__A run of records__.
## begin

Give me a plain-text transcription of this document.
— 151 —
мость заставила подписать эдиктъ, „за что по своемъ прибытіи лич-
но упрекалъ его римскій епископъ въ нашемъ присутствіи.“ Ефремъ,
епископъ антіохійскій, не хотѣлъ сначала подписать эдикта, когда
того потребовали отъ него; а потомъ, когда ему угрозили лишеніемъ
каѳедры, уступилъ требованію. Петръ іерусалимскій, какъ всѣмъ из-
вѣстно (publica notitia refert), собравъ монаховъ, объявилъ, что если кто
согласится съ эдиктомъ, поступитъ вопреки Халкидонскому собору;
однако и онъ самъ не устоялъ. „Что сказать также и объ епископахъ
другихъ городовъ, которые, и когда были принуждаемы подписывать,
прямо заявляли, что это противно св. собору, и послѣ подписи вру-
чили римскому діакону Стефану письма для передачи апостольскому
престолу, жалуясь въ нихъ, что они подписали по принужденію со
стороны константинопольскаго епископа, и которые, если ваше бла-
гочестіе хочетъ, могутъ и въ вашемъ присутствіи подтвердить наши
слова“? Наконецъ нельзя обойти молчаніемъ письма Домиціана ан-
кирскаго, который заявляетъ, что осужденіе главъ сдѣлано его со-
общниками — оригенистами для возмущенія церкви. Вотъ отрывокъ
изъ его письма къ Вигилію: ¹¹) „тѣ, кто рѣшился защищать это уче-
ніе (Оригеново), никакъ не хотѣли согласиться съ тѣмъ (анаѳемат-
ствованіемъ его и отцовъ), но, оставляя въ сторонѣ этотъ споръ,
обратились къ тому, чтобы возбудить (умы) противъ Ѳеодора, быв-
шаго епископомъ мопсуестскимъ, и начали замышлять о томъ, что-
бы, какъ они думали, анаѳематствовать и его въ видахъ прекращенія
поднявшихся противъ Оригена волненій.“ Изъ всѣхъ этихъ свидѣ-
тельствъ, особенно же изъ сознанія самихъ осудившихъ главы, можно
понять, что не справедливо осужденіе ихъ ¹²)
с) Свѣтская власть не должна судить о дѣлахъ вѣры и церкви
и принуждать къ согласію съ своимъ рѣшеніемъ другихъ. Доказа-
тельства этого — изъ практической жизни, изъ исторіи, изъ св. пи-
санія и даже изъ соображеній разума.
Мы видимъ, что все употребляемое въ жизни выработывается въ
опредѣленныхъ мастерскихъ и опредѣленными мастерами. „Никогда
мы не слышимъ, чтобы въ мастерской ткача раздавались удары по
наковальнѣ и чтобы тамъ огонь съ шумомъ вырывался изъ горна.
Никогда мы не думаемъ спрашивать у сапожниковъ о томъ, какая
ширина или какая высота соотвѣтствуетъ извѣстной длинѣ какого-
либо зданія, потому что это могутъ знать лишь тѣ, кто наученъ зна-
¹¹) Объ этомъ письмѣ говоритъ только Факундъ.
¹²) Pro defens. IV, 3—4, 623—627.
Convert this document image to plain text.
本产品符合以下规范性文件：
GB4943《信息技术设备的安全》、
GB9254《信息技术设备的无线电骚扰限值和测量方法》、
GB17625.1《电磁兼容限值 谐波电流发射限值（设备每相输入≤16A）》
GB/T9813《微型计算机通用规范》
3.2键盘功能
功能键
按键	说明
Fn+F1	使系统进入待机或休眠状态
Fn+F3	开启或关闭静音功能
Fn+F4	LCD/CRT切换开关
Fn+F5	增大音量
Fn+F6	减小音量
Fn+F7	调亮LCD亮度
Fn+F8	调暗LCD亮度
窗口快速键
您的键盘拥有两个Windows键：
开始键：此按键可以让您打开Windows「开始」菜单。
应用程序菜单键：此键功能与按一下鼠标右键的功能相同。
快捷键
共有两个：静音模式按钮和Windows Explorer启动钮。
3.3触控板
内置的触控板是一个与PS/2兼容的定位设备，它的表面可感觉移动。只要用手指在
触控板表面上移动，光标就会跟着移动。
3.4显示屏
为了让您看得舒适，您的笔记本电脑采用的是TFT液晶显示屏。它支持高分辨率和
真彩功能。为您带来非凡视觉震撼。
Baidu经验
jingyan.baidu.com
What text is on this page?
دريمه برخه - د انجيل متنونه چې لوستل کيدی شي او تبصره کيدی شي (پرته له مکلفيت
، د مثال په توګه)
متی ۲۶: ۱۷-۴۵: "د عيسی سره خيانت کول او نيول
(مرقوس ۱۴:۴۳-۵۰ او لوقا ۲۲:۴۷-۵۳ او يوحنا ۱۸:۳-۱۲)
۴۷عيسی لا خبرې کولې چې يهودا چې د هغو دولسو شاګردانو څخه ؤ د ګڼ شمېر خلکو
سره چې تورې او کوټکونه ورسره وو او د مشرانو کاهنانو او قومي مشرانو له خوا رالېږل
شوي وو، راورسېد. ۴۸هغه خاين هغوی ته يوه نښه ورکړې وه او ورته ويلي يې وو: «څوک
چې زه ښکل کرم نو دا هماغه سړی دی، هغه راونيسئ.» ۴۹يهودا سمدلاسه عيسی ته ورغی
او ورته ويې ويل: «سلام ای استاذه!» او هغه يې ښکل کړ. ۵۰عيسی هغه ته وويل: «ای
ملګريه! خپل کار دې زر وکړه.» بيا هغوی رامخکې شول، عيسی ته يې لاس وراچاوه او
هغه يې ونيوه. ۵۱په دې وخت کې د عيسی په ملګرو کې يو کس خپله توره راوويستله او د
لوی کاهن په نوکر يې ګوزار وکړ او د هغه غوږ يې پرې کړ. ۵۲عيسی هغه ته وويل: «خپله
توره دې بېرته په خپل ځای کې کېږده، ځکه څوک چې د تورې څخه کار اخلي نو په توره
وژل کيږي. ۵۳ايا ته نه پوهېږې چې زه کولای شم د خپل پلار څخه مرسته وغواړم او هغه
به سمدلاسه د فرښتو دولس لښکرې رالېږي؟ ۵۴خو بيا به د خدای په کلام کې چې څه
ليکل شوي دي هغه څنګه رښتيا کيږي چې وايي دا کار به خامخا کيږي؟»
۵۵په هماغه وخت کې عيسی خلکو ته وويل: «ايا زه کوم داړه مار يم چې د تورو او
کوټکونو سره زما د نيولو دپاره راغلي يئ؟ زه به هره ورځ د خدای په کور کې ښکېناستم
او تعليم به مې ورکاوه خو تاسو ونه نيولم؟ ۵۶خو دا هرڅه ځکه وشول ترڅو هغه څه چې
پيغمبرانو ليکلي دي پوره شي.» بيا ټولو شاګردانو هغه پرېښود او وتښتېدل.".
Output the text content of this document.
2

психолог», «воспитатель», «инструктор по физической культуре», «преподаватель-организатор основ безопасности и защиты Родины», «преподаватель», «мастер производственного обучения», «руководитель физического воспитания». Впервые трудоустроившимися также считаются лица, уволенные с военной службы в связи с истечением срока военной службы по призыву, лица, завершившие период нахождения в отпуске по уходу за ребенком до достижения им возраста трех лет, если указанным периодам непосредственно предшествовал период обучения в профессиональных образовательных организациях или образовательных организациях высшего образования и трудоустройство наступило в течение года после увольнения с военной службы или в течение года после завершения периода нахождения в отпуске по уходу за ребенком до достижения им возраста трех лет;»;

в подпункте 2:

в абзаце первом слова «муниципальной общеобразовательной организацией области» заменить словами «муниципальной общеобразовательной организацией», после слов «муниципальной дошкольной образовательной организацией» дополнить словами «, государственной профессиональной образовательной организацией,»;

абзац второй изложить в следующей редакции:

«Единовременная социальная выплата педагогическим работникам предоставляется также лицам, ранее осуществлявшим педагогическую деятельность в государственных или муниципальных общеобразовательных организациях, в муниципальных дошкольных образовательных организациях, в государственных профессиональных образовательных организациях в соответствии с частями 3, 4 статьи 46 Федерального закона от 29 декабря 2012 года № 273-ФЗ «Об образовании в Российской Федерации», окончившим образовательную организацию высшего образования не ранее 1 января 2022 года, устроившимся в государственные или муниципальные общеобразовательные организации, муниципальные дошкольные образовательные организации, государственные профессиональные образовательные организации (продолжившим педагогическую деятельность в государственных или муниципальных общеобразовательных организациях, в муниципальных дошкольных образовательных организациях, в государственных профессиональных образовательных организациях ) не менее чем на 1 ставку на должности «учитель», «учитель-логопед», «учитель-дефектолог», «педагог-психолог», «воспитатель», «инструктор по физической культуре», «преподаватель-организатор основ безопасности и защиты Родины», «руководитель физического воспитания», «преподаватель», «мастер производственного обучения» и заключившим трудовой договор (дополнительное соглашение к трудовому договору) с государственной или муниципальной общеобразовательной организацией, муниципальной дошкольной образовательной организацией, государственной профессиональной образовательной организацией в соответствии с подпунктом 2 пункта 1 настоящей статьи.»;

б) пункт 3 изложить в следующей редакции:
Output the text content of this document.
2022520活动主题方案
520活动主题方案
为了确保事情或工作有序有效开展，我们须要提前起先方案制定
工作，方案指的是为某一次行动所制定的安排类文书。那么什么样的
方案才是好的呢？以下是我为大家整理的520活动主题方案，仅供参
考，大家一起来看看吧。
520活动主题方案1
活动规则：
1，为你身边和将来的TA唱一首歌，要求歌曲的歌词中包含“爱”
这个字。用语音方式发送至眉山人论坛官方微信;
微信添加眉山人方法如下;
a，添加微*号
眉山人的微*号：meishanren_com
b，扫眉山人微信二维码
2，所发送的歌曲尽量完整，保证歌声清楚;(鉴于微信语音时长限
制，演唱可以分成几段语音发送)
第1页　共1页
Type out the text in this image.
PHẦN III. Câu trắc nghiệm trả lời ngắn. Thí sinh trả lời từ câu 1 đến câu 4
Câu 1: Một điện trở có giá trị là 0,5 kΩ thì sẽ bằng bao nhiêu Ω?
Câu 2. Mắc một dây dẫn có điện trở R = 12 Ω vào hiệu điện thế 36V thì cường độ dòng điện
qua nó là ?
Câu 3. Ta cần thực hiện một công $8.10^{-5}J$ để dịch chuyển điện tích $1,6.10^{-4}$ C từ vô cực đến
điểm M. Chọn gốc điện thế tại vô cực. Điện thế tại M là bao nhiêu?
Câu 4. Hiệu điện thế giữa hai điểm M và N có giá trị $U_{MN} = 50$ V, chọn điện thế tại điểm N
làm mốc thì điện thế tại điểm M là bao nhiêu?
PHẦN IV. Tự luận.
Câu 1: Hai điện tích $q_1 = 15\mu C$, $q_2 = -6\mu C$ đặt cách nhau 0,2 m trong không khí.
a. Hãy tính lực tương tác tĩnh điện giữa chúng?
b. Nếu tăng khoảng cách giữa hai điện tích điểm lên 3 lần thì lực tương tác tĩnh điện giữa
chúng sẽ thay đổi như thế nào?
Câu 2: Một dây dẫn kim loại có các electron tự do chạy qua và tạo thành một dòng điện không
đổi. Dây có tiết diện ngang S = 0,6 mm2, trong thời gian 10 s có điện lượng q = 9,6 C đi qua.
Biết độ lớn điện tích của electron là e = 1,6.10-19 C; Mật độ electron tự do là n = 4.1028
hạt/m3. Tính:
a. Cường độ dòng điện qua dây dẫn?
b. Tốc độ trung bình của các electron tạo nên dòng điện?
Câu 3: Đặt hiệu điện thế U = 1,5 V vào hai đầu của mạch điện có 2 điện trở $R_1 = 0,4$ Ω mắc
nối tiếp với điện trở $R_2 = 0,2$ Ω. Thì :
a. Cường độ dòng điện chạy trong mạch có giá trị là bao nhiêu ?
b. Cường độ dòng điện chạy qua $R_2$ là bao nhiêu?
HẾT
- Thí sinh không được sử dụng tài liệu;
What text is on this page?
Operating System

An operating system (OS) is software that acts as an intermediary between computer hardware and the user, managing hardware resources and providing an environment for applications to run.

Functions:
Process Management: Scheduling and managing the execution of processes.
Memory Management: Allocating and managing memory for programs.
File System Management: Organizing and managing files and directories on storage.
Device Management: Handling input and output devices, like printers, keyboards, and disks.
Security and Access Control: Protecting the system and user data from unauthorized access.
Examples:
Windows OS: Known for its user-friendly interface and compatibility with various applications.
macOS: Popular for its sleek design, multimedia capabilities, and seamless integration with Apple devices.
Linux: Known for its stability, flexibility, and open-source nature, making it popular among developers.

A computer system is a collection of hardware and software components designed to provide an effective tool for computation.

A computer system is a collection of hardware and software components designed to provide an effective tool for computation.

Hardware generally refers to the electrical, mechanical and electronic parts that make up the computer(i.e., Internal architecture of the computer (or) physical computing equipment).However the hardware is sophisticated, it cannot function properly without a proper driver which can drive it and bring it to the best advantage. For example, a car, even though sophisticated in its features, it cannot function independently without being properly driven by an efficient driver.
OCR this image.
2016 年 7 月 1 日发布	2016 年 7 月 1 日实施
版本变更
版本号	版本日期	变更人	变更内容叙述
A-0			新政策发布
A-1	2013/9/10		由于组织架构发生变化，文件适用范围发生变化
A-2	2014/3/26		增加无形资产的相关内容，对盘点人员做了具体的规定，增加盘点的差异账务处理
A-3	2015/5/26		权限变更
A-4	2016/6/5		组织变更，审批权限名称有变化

## end

__Task description__. Only lines with "hardware" are wanted here; list each of them.

__Result__.
An operating system (OS) is software that acts as an intermediary between computer hardware and the user, managing hardware resources and providing an environment for applications to run.
A computer system is a collection of hardware and software components designed to provide an effective tool for computation.
A computer system is a collection of hardware and software components designed to provide an effective tool for computation.
Hardware generally refers to the electrical, mechanical and electronic parts that make up the computer(i.e., Internal architecture of the computer (or) physical computing equipment).However the hardware is sophisticated, it cannot function properly without a proper driver which can drive it and bring it to the best advantage. For example, a car, even though sophisticated in its features, it cannot function independently without being properly driven by an efficient driver.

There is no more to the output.